Identify the lines that contain the word "показниками" and copy each one.

§

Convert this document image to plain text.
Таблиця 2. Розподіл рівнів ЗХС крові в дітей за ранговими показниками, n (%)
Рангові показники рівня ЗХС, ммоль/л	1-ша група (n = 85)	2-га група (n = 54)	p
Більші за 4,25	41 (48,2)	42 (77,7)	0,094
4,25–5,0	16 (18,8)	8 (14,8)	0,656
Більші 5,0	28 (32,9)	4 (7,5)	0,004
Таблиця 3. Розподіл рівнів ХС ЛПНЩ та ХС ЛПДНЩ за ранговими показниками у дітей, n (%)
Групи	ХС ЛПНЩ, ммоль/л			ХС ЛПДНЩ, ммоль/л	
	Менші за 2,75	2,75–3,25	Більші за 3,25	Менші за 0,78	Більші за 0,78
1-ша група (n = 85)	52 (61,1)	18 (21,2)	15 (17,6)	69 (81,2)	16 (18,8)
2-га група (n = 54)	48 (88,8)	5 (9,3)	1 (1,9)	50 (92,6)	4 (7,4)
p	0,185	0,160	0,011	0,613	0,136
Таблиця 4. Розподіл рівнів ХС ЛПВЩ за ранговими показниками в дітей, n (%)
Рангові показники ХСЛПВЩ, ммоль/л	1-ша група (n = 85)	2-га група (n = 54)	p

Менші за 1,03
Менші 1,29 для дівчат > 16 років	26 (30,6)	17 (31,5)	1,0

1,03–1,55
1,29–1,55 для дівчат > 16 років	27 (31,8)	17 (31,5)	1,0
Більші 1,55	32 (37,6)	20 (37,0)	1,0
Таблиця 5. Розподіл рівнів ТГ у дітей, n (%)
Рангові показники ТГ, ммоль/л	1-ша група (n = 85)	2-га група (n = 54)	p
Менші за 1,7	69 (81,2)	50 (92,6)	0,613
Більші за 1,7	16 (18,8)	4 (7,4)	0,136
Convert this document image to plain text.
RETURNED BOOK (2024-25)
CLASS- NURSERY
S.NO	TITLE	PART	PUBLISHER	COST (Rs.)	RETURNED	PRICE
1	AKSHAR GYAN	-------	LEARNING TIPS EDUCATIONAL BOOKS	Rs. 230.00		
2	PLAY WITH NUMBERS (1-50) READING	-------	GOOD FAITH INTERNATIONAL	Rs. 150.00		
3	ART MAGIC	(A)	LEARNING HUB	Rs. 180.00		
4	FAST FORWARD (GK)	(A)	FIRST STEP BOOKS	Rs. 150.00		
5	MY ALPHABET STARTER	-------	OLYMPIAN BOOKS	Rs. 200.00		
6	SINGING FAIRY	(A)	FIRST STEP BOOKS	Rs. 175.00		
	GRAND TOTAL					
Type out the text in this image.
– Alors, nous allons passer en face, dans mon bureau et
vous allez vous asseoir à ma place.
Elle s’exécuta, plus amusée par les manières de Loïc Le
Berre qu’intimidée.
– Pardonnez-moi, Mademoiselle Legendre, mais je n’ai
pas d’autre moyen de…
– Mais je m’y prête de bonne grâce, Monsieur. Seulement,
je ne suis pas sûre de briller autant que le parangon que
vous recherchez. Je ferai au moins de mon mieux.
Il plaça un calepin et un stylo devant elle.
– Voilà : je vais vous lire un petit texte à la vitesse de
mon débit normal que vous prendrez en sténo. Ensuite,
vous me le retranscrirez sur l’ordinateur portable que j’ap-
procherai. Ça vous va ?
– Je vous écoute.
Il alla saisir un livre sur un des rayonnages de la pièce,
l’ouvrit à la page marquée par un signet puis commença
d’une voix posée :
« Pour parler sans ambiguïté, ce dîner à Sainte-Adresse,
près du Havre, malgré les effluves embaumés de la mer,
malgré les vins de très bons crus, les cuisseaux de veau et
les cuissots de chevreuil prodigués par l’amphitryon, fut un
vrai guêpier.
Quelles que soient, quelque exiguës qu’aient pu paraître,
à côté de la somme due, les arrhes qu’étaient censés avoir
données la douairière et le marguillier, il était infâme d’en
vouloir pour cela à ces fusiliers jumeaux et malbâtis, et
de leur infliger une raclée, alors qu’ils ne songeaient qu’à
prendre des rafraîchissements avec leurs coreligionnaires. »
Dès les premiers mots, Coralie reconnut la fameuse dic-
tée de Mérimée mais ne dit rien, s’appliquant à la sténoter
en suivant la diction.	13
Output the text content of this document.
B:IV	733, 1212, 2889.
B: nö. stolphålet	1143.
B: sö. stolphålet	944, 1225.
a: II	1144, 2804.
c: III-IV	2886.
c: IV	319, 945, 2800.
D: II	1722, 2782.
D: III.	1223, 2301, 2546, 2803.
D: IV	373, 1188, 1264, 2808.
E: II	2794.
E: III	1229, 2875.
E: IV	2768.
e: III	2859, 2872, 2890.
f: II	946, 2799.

§

**The output:**
Таблиця 2. Розподіл рівнів ЗХС крові в дітей за ранговими показниками, n (%)
Таблиця 3. Розподіл рівнів ХС ЛПНЩ та ХС ЛПДНЩ за ранговими показниками у дітей, n (%)
Таблиця 4. Розподіл рівнів ХС ЛПВЩ за ранговими показниками в дітей, n (%)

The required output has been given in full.